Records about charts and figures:

|---|

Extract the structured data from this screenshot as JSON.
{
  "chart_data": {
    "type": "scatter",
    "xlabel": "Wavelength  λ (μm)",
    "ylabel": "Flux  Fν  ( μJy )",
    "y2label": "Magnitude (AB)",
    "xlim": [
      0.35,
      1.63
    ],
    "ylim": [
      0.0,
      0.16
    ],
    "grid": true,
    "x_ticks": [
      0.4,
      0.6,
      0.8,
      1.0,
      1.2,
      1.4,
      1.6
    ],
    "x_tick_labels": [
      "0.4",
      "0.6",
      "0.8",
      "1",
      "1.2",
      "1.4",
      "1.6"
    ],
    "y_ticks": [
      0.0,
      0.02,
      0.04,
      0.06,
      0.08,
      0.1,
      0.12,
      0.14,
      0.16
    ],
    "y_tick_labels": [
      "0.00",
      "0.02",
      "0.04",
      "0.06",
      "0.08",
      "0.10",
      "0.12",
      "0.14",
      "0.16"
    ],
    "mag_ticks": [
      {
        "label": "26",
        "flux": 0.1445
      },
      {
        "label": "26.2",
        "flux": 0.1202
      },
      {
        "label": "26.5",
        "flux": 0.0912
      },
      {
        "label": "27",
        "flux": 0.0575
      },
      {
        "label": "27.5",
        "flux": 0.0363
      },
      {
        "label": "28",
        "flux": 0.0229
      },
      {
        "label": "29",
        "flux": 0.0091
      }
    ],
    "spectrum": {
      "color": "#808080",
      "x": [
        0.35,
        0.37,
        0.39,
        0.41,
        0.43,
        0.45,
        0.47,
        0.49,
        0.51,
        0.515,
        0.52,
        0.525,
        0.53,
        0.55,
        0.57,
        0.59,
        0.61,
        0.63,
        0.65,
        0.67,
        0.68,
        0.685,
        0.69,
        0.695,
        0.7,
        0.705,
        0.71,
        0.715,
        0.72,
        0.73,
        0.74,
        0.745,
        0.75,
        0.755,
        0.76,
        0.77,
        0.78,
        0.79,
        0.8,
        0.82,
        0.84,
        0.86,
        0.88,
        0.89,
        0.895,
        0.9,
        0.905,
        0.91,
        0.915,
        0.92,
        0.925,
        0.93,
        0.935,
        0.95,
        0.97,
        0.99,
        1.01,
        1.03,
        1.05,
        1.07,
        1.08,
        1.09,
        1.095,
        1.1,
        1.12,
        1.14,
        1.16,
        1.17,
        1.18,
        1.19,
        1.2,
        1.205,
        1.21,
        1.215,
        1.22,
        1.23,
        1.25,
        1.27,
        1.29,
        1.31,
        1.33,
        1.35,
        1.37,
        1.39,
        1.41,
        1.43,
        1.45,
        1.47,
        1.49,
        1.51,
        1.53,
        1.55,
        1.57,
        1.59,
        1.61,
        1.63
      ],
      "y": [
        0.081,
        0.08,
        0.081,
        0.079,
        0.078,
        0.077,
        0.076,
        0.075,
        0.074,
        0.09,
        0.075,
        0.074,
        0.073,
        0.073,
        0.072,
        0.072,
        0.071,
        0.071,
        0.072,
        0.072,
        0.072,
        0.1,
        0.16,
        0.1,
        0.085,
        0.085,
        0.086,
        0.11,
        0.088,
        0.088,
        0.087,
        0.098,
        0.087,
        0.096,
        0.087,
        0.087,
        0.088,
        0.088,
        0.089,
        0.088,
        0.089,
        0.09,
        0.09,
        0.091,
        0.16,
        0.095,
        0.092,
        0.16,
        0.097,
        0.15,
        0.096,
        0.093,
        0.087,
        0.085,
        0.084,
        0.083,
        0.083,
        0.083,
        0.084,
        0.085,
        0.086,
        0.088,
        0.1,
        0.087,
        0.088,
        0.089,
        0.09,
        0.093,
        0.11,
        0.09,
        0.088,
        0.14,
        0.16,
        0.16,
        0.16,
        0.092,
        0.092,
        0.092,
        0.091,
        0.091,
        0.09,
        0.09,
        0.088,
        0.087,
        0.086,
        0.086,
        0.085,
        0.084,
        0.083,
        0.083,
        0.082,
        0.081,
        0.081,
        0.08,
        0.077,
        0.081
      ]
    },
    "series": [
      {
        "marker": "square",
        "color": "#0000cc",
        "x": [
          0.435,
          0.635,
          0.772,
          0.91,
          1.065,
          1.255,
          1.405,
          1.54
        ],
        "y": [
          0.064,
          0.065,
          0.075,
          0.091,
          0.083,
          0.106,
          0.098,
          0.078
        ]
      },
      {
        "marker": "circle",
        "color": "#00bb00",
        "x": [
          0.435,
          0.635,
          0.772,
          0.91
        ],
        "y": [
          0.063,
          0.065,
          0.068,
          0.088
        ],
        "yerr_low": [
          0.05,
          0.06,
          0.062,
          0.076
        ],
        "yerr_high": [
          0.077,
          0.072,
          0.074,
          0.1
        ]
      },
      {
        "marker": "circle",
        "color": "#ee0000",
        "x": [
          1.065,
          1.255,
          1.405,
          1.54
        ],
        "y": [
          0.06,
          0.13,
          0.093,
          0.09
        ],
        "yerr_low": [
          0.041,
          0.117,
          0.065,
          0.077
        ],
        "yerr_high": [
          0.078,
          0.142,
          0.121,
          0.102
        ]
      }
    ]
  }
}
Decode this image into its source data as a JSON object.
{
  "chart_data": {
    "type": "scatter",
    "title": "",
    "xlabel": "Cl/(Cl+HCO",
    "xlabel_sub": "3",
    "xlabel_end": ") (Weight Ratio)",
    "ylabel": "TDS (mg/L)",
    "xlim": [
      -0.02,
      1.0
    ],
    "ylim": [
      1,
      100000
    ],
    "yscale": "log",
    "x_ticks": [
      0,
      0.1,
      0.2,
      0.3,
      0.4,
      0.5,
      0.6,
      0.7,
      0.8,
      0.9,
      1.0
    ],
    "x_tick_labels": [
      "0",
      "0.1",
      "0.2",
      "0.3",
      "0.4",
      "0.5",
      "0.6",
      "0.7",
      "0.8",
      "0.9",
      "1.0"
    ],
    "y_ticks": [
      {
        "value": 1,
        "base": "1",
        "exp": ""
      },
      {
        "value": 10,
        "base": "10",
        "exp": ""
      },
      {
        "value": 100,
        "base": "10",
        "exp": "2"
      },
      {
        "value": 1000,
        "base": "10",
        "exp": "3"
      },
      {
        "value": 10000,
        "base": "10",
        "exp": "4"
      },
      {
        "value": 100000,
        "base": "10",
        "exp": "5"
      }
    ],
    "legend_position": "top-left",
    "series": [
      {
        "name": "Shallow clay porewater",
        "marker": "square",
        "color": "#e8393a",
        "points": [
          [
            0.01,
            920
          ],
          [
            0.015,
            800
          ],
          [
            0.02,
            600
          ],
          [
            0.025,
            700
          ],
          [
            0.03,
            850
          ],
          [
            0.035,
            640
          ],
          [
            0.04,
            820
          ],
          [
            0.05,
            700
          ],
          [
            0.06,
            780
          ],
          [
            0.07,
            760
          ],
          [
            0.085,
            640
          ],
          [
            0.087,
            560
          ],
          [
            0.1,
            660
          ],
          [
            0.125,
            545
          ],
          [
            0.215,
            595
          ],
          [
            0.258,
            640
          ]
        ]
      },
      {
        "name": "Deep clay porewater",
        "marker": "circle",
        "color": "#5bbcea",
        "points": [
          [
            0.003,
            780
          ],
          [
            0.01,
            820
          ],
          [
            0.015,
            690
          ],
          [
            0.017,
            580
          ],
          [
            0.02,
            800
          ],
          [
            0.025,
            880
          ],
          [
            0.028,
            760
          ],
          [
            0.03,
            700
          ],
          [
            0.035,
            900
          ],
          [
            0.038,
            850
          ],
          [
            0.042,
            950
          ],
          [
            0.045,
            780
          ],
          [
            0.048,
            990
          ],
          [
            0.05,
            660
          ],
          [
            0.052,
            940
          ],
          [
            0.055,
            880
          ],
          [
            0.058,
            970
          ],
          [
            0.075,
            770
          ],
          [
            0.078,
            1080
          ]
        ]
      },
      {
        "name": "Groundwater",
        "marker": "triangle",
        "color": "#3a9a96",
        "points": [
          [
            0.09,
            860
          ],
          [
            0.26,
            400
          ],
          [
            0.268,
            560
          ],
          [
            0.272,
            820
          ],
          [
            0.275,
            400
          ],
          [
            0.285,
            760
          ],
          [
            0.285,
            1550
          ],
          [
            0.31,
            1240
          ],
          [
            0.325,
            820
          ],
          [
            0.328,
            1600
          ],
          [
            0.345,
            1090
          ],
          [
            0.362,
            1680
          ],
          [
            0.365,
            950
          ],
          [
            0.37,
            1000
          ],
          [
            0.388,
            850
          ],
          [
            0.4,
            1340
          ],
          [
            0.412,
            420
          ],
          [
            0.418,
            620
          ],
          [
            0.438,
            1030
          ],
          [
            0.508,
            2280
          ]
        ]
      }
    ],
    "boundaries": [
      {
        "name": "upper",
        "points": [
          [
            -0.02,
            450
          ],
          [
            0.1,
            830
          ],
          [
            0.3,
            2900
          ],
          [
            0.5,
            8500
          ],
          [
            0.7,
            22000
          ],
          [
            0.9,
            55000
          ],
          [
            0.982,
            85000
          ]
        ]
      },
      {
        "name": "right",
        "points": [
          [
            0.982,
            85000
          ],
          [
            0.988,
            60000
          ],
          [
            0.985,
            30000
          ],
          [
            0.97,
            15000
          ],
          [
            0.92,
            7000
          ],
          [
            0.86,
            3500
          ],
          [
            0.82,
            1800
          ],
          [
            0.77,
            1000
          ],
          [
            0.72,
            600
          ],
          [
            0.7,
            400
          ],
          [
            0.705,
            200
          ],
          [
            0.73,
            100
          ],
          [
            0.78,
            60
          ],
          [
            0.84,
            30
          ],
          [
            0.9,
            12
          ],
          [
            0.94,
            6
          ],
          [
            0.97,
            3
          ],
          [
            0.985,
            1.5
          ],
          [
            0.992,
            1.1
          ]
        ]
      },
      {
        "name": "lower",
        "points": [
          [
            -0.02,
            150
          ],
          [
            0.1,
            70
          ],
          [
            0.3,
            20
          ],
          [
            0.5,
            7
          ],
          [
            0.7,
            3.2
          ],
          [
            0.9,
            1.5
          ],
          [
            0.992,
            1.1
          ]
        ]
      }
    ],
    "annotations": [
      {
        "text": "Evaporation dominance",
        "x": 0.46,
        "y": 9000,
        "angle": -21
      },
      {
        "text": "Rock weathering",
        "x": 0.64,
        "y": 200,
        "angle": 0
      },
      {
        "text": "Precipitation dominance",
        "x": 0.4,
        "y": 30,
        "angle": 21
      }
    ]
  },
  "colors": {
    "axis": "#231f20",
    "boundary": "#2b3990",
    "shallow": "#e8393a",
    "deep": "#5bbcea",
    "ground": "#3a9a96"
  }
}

|---|

• DIRECTIONS: Above are the records. Copy every line in them holding "text".

• WRITTEN SOLUTION:
        "text": "Evaporation dominance",
        "text": "Rock weathering",
        "text": "Precipitation dominance",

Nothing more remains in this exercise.